The exercise
For the data below, work out how many lines contain the word "marker" and supply only that number.
Start of Material for the task
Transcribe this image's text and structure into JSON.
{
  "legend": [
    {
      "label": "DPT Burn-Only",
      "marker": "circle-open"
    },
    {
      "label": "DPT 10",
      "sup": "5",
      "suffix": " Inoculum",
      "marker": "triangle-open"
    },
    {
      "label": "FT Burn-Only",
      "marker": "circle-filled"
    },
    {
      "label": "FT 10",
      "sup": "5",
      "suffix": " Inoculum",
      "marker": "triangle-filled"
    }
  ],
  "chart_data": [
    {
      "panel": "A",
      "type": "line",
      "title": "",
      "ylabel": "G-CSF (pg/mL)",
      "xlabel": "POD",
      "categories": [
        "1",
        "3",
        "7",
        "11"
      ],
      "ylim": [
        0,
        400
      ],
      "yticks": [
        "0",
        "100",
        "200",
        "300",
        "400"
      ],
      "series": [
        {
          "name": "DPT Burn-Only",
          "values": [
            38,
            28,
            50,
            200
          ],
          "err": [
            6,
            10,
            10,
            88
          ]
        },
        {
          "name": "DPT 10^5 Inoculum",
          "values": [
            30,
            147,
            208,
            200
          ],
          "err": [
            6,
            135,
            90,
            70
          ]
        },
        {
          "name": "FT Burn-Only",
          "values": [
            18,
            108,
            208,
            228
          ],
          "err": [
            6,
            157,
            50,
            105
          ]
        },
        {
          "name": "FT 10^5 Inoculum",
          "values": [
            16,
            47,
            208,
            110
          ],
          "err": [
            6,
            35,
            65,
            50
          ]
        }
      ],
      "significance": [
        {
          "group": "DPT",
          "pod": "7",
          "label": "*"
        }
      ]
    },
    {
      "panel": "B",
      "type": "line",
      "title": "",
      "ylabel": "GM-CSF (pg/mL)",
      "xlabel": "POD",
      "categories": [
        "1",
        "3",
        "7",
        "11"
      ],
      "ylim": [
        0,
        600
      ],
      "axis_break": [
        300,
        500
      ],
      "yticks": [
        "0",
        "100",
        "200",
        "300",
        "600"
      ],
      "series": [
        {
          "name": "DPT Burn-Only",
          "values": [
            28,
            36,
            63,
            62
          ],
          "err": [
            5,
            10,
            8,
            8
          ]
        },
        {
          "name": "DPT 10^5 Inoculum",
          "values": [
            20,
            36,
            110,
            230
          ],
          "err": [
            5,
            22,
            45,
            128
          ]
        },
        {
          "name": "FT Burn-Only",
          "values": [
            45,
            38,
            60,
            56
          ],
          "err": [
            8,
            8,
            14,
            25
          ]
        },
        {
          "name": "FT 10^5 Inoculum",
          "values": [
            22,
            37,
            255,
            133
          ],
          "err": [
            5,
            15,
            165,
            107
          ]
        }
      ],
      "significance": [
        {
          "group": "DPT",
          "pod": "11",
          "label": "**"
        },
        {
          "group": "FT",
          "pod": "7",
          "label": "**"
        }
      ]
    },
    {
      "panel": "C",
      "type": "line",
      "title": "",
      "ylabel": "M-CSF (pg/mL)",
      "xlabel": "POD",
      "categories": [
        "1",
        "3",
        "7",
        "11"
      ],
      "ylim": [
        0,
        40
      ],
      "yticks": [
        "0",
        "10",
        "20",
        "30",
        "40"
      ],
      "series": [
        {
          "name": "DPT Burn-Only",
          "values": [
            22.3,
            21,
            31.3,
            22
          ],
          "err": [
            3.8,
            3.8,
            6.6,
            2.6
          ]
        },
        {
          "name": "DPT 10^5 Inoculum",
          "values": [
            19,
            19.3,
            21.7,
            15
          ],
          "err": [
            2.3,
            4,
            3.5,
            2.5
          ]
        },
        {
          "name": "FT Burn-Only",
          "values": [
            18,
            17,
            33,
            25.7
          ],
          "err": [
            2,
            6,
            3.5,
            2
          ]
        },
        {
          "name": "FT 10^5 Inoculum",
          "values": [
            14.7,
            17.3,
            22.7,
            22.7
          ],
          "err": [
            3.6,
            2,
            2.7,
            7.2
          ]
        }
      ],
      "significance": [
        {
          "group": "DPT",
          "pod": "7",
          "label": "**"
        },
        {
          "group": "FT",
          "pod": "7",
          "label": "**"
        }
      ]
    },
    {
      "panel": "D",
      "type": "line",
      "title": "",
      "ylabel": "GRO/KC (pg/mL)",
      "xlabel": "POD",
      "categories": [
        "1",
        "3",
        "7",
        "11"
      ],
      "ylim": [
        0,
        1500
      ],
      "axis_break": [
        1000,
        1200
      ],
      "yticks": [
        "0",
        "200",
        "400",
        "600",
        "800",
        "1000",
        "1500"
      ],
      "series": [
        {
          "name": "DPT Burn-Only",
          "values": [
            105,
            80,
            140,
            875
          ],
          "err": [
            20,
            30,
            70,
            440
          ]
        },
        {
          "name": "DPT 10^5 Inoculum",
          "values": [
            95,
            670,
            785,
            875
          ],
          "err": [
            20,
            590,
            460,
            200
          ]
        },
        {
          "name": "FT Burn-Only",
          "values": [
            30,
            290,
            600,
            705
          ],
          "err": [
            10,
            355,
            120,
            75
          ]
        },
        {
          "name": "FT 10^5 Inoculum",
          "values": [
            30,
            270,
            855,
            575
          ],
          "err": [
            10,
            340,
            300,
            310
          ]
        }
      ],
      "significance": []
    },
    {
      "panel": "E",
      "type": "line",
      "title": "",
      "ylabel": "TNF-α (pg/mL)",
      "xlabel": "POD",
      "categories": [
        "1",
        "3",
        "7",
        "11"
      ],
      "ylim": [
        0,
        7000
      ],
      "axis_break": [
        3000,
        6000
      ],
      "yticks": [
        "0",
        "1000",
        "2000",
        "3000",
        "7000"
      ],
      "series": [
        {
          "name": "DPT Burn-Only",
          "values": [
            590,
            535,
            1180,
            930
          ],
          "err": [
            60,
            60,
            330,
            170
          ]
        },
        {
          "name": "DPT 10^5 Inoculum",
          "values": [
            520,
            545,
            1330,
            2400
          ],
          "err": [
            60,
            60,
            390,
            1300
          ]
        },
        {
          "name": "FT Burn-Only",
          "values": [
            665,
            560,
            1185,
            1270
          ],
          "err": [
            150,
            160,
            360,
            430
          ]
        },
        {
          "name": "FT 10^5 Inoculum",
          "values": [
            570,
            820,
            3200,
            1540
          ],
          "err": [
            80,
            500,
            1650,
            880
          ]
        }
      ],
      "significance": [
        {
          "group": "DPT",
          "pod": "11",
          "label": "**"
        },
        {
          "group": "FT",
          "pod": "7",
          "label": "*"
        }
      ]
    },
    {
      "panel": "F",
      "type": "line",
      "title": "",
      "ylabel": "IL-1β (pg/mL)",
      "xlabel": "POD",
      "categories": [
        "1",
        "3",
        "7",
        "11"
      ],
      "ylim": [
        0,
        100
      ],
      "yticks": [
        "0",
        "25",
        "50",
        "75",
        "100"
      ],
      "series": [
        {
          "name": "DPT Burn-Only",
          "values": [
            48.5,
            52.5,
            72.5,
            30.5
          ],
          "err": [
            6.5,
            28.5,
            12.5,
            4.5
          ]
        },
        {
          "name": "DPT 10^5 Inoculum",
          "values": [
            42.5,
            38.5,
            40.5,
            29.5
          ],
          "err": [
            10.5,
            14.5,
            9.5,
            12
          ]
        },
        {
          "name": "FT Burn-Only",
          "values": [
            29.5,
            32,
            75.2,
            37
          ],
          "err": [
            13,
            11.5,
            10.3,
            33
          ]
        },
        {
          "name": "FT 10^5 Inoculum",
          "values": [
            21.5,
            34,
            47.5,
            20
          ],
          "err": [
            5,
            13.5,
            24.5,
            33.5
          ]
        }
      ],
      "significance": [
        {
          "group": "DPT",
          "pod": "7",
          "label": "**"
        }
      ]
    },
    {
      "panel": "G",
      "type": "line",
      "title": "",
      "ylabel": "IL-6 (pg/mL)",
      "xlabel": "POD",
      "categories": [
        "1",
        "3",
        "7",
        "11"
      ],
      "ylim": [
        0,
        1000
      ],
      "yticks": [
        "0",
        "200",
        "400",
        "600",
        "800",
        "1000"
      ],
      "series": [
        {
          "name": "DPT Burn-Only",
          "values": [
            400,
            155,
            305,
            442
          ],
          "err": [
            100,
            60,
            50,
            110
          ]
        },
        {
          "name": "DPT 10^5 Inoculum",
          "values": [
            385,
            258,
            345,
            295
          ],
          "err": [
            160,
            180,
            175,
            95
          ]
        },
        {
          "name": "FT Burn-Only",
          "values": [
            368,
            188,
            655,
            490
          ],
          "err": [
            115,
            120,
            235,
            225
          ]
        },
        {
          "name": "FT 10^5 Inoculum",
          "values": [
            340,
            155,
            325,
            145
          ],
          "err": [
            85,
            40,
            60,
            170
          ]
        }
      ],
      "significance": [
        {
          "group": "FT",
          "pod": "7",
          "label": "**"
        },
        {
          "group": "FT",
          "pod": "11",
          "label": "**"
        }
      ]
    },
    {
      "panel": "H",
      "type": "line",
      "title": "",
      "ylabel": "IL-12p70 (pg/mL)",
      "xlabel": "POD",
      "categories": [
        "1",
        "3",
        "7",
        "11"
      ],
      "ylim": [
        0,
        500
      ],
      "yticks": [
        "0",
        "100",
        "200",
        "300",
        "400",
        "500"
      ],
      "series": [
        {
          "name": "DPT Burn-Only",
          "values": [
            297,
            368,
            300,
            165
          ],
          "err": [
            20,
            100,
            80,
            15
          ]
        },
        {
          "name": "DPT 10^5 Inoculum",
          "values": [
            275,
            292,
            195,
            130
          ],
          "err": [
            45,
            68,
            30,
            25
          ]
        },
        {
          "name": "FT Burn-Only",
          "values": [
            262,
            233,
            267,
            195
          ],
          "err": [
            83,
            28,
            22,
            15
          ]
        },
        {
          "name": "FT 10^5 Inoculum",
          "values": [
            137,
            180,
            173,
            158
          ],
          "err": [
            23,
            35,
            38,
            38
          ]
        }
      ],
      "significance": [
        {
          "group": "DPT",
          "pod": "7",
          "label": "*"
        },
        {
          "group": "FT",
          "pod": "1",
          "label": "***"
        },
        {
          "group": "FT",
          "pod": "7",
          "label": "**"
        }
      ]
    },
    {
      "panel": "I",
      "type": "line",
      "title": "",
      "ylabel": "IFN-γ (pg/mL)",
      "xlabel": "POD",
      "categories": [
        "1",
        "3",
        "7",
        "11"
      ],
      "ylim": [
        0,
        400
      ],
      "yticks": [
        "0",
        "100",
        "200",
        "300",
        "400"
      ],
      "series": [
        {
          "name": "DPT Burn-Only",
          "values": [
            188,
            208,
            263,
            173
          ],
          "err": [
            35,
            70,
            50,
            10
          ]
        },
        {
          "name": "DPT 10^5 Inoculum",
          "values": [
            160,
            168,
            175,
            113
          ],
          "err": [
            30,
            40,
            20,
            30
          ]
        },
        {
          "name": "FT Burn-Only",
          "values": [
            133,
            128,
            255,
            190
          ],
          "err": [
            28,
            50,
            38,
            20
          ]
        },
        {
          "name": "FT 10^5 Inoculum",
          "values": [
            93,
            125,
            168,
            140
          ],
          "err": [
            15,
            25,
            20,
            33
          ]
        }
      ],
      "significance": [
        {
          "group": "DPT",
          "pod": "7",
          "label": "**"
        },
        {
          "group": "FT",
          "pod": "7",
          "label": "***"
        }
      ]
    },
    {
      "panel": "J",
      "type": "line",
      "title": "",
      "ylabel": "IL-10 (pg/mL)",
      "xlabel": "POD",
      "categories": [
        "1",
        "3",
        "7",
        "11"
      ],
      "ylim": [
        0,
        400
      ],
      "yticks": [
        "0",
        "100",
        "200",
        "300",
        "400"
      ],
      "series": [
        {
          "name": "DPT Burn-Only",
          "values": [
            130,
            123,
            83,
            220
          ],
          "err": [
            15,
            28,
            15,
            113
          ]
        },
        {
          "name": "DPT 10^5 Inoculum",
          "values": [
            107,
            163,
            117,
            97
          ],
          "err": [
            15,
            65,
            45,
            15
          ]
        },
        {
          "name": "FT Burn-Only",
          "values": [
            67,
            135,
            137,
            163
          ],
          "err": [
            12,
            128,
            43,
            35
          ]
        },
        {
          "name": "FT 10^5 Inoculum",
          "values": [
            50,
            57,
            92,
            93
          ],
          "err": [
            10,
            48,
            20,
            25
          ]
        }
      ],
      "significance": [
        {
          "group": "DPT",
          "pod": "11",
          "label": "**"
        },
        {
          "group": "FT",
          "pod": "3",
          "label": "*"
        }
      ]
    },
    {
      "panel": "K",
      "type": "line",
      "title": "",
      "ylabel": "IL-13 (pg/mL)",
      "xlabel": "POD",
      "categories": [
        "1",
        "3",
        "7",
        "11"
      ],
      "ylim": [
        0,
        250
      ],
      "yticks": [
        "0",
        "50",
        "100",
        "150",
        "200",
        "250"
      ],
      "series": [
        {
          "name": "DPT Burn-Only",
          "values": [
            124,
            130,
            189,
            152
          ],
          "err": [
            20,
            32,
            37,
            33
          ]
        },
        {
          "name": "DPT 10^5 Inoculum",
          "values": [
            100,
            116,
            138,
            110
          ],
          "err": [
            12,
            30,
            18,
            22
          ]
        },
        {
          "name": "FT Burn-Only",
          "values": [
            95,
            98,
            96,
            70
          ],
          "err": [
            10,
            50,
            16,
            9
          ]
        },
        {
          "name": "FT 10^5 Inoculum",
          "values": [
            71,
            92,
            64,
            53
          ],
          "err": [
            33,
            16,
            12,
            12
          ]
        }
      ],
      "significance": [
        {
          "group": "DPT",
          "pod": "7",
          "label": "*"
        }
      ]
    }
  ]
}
End of Material for the task
Task solution
4